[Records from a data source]
________

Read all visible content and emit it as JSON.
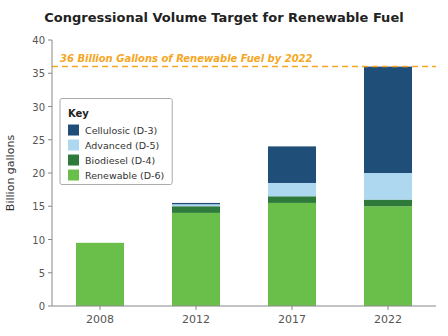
{
  "chart_data": {
    "type": "bar",
    "stacked": true,
    "title": "Congressional Volume Target for Renewable Fuel",
    "y_label": "Billion gallons",
    "categories": [
      "2008",
      "2012",
      "2017",
      "2022"
    ],
    "series": [
      {
        "name": "Renewable (D-6)",
        "color": "#6abf4b",
        "values": [
          9.5,
          14.0,
          15.5,
          15.0
        ]
      },
      {
        "name": "Biodiesel (D-4)",
        "color": "#2d7a3a",
        "values": [
          0.0,
          1.0,
          1.0,
          1.0
        ]
      },
      {
        "name": "Advanced (D-5)",
        "color": "#add8f0",
        "values": [
          0.0,
          0.3,
          2.0,
          4.0
        ]
      },
      {
        "name": "Cellulosic (D-3)",
        "color": "#1f4e79",
        "values": [
          0.0,
          0.2,
          5.5,
          16.0
        ]
      }
    ],
    "annotations": [
      {
        "text": "36 Billion Gallons of Renewable Fuel by 2022",
        "y": 36,
        "color": "#f5a623",
        "line_style": "dashed"
      }
    ],
    "ylim": [
      0,
      40
    ],
    "yticks": [
      0,
      5,
      10,
      15,
      20,
      25,
      30,
      35,
      40
    ],
    "grid": false,
    "legend": "upper left",
    "legend_title": "Key"
  }
}
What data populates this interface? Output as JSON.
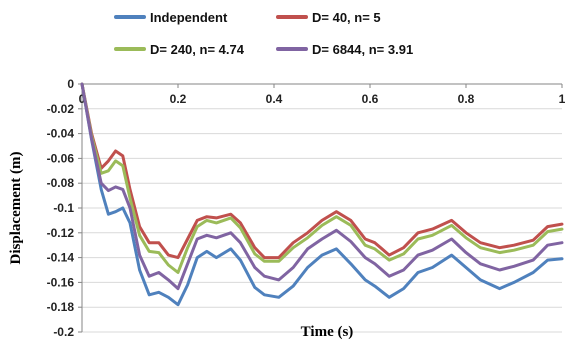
{
  "chart_data": {
    "type": "line",
    "xlabel": "Time (s)",
    "ylabel": "Displacement (m)",
    "xlim": [
      0,
      1
    ],
    "ylim": [
      -0.2,
      0
    ],
    "x_ticks": [
      0,
      0.2,
      0.4,
      0.6,
      0.8,
      1
    ],
    "x_tick_labels": [
      "0",
      "0.2",
      "0.4",
      "0.6",
      "0.8",
      "1"
    ],
    "y_ticks": [
      0,
      -0.02,
      -0.04,
      -0.06,
      -0.08,
      -0.1,
      -0.12,
      -0.14,
      -0.16,
      -0.18,
      -0.2
    ],
    "y_tick_labels": [
      "0",
      "-0.02",
      "-0.04",
      "-0.06",
      "-0.08",
      "-0.1",
      "-0.12",
      "-0.14",
      "-0.16",
      "-0.18",
      "-0.2"
    ],
    "grid": "horizontal",
    "legend_position": "top",
    "series": [
      {
        "name": "Independent",
        "color": "#4f81bd",
        "points": [
          [
            0,
            0
          ],
          [
            0.02,
            -0.045
          ],
          [
            0.04,
            -0.085
          ],
          [
            0.055,
            -0.105
          ],
          [
            0.07,
            -0.103
          ],
          [
            0.085,
            -0.1
          ],
          [
            0.1,
            -0.112
          ],
          [
            0.12,
            -0.15
          ],
          [
            0.14,
            -0.17
          ],
          [
            0.16,
            -0.168
          ],
          [
            0.18,
            -0.172
          ],
          [
            0.2,
            -0.178
          ],
          [
            0.22,
            -0.162
          ],
          [
            0.24,
            -0.14
          ],
          [
            0.26,
            -0.135
          ],
          [
            0.28,
            -0.14
          ],
          [
            0.31,
            -0.133
          ],
          [
            0.33,
            -0.142
          ],
          [
            0.36,
            -0.164
          ],
          [
            0.38,
            -0.17
          ],
          [
            0.41,
            -0.172
          ],
          [
            0.44,
            -0.163
          ],
          [
            0.47,
            -0.148
          ],
          [
            0.5,
            -0.138
          ],
          [
            0.53,
            -0.133
          ],
          [
            0.56,
            -0.145
          ],
          [
            0.59,
            -0.158
          ],
          [
            0.61,
            -0.163
          ],
          [
            0.64,
            -0.172
          ],
          [
            0.67,
            -0.165
          ],
          [
            0.7,
            -0.152
          ],
          [
            0.73,
            -0.148
          ],
          [
            0.77,
            -0.138
          ],
          [
            0.8,
            -0.148
          ],
          [
            0.83,
            -0.158
          ],
          [
            0.87,
            -0.165
          ],
          [
            0.9,
            -0.16
          ],
          [
            0.94,
            -0.152
          ],
          [
            0.97,
            -0.142
          ],
          [
            1,
            -0.141
          ]
        ]
      },
      {
        "name": "D= 40, n= 5",
        "color": "#c0504d",
        "points": [
          [
            0,
            0
          ],
          [
            0.02,
            -0.04
          ],
          [
            0.04,
            -0.068
          ],
          [
            0.055,
            -0.062
          ],
          [
            0.07,
            -0.054
          ],
          [
            0.085,
            -0.058
          ],
          [
            0.1,
            -0.085
          ],
          [
            0.12,
            -0.115
          ],
          [
            0.14,
            -0.128
          ],
          [
            0.16,
            -0.128
          ],
          [
            0.18,
            -0.138
          ],
          [
            0.2,
            -0.14
          ],
          [
            0.22,
            -0.125
          ],
          [
            0.24,
            -0.11
          ],
          [
            0.26,
            -0.107
          ],
          [
            0.28,
            -0.108
          ],
          [
            0.31,
            -0.105
          ],
          [
            0.33,
            -0.112
          ],
          [
            0.36,
            -0.132
          ],
          [
            0.38,
            -0.14
          ],
          [
            0.41,
            -0.14
          ],
          [
            0.44,
            -0.128
          ],
          [
            0.47,
            -0.12
          ],
          [
            0.5,
            -0.11
          ],
          [
            0.53,
            -0.103
          ],
          [
            0.56,
            -0.11
          ],
          [
            0.59,
            -0.125
          ],
          [
            0.61,
            -0.128
          ],
          [
            0.64,
            -0.138
          ],
          [
            0.67,
            -0.132
          ],
          [
            0.7,
            -0.12
          ],
          [
            0.73,
            -0.117
          ],
          [
            0.77,
            -0.11
          ],
          [
            0.8,
            -0.12
          ],
          [
            0.83,
            -0.128
          ],
          [
            0.87,
            -0.132
          ],
          [
            0.9,
            -0.13
          ],
          [
            0.94,
            -0.126
          ],
          [
            0.97,
            -0.115
          ],
          [
            1,
            -0.113
          ]
        ]
      },
      {
        "name": "D= 240, n= 4.74",
        "color": "#9bbb59",
        "points": [
          [
            0,
            0
          ],
          [
            0.02,
            -0.042
          ],
          [
            0.04,
            -0.072
          ],
          [
            0.055,
            -0.07
          ],
          [
            0.07,
            -0.062
          ],
          [
            0.085,
            -0.066
          ],
          [
            0.1,
            -0.092
          ],
          [
            0.12,
            -0.122
          ],
          [
            0.14,
            -0.135
          ],
          [
            0.16,
            -0.136
          ],
          [
            0.18,
            -0.146
          ],
          [
            0.2,
            -0.152
          ],
          [
            0.22,
            -0.132
          ],
          [
            0.24,
            -0.115
          ],
          [
            0.26,
            -0.11
          ],
          [
            0.28,
            -0.112
          ],
          [
            0.31,
            -0.108
          ],
          [
            0.33,
            -0.116
          ],
          [
            0.36,
            -0.137
          ],
          [
            0.38,
            -0.143
          ],
          [
            0.41,
            -0.143
          ],
          [
            0.44,
            -0.132
          ],
          [
            0.47,
            -0.124
          ],
          [
            0.5,
            -0.114
          ],
          [
            0.53,
            -0.107
          ],
          [
            0.56,
            -0.114
          ],
          [
            0.59,
            -0.13
          ],
          [
            0.61,
            -0.133
          ],
          [
            0.64,
            -0.142
          ],
          [
            0.67,
            -0.137
          ],
          [
            0.7,
            -0.125
          ],
          [
            0.73,
            -0.122
          ],
          [
            0.77,
            -0.114
          ],
          [
            0.8,
            -0.124
          ],
          [
            0.83,
            -0.132
          ],
          [
            0.87,
            -0.136
          ],
          [
            0.9,
            -0.134
          ],
          [
            0.94,
            -0.13
          ],
          [
            0.97,
            -0.119
          ],
          [
            1,
            -0.117
          ]
        ]
      },
      {
        "name": "D= 6844, n= 3.91",
        "color": "#8064a2",
        "points": [
          [
            0,
            0
          ],
          [
            0.02,
            -0.044
          ],
          [
            0.04,
            -0.08
          ],
          [
            0.055,
            -0.086
          ],
          [
            0.07,
            -0.083
          ],
          [
            0.085,
            -0.085
          ],
          [
            0.1,
            -0.1
          ],
          [
            0.12,
            -0.138
          ],
          [
            0.14,
            -0.155
          ],
          [
            0.16,
            -0.152
          ],
          [
            0.18,
            -0.158
          ],
          [
            0.2,
            -0.165
          ],
          [
            0.22,
            -0.145
          ],
          [
            0.24,
            -0.125
          ],
          [
            0.26,
            -0.122
          ],
          [
            0.28,
            -0.124
          ],
          [
            0.31,
            -0.12
          ],
          [
            0.33,
            -0.128
          ],
          [
            0.36,
            -0.148
          ],
          [
            0.38,
            -0.155
          ],
          [
            0.41,
            -0.158
          ],
          [
            0.44,
            -0.148
          ],
          [
            0.47,
            -0.133
          ],
          [
            0.5,
            -0.125
          ],
          [
            0.53,
            -0.118
          ],
          [
            0.56,
            -0.127
          ],
          [
            0.59,
            -0.14
          ],
          [
            0.61,
            -0.145
          ],
          [
            0.64,
            -0.155
          ],
          [
            0.67,
            -0.15
          ],
          [
            0.7,
            -0.138
          ],
          [
            0.73,
            -0.134
          ],
          [
            0.77,
            -0.125
          ],
          [
            0.8,
            -0.136
          ],
          [
            0.83,
            -0.145
          ],
          [
            0.87,
            -0.15
          ],
          [
            0.9,
            -0.147
          ],
          [
            0.94,
            -0.142
          ],
          [
            0.97,
            -0.13
          ],
          [
            1,
            -0.128
          ]
        ]
      }
    ]
  }
}
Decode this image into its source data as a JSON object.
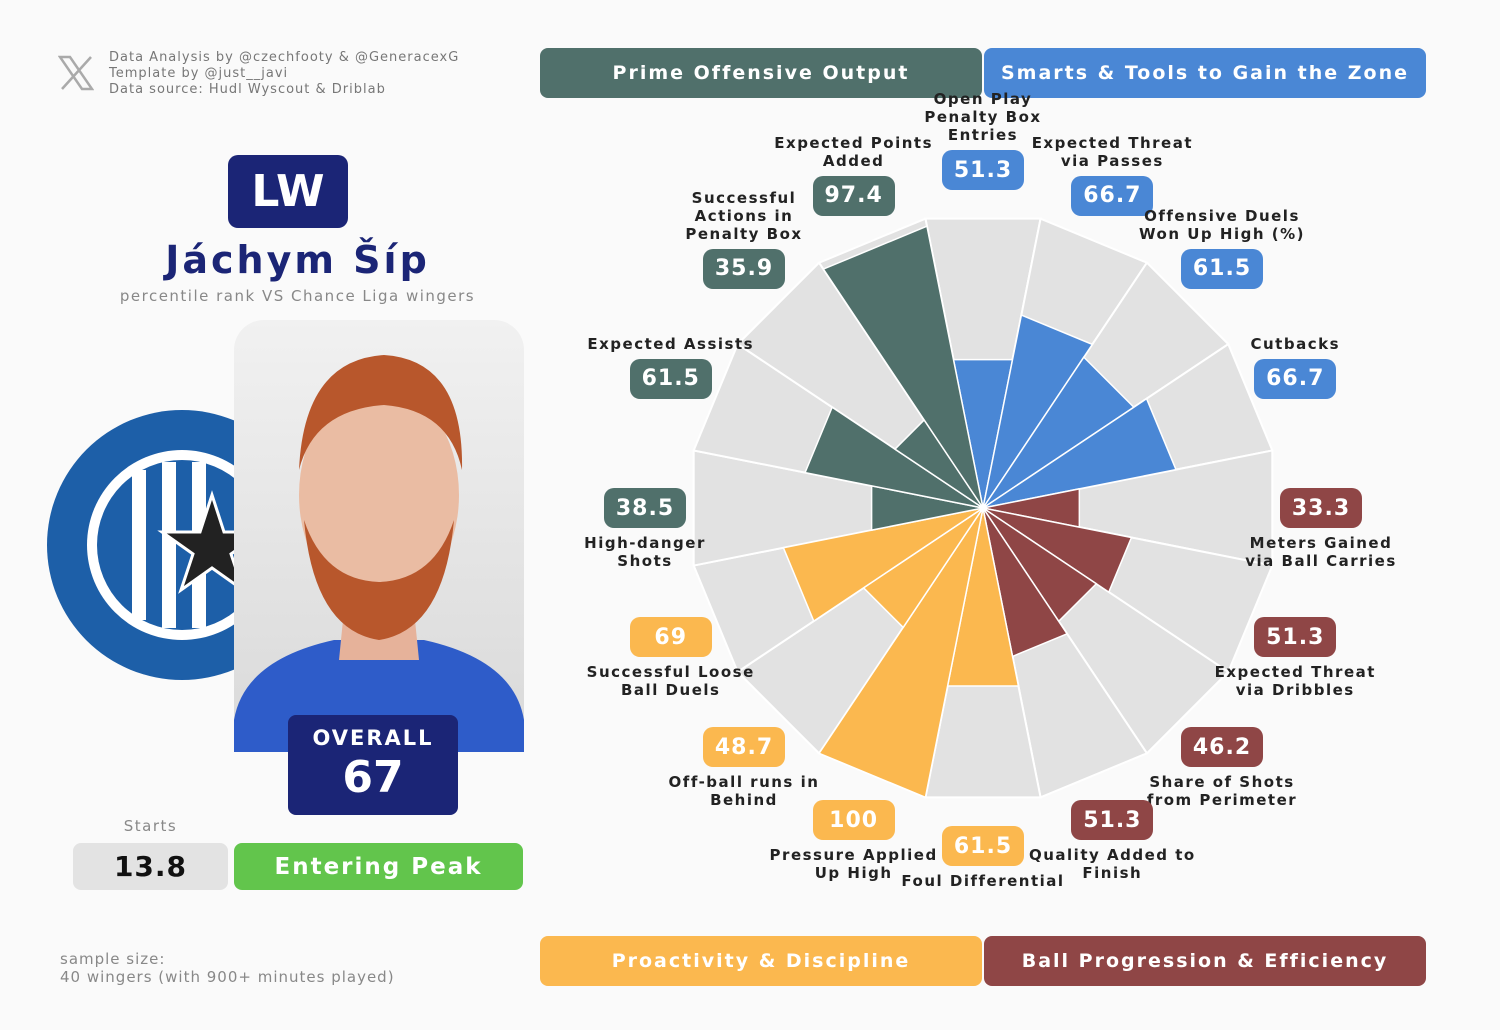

________

TASK DIRECTIONS: Pull every line containing "this" from the material above.

OUTPUT BELOW:
What data populates this interface? Output as JSON.
Decode this image into its source data as a JSON object.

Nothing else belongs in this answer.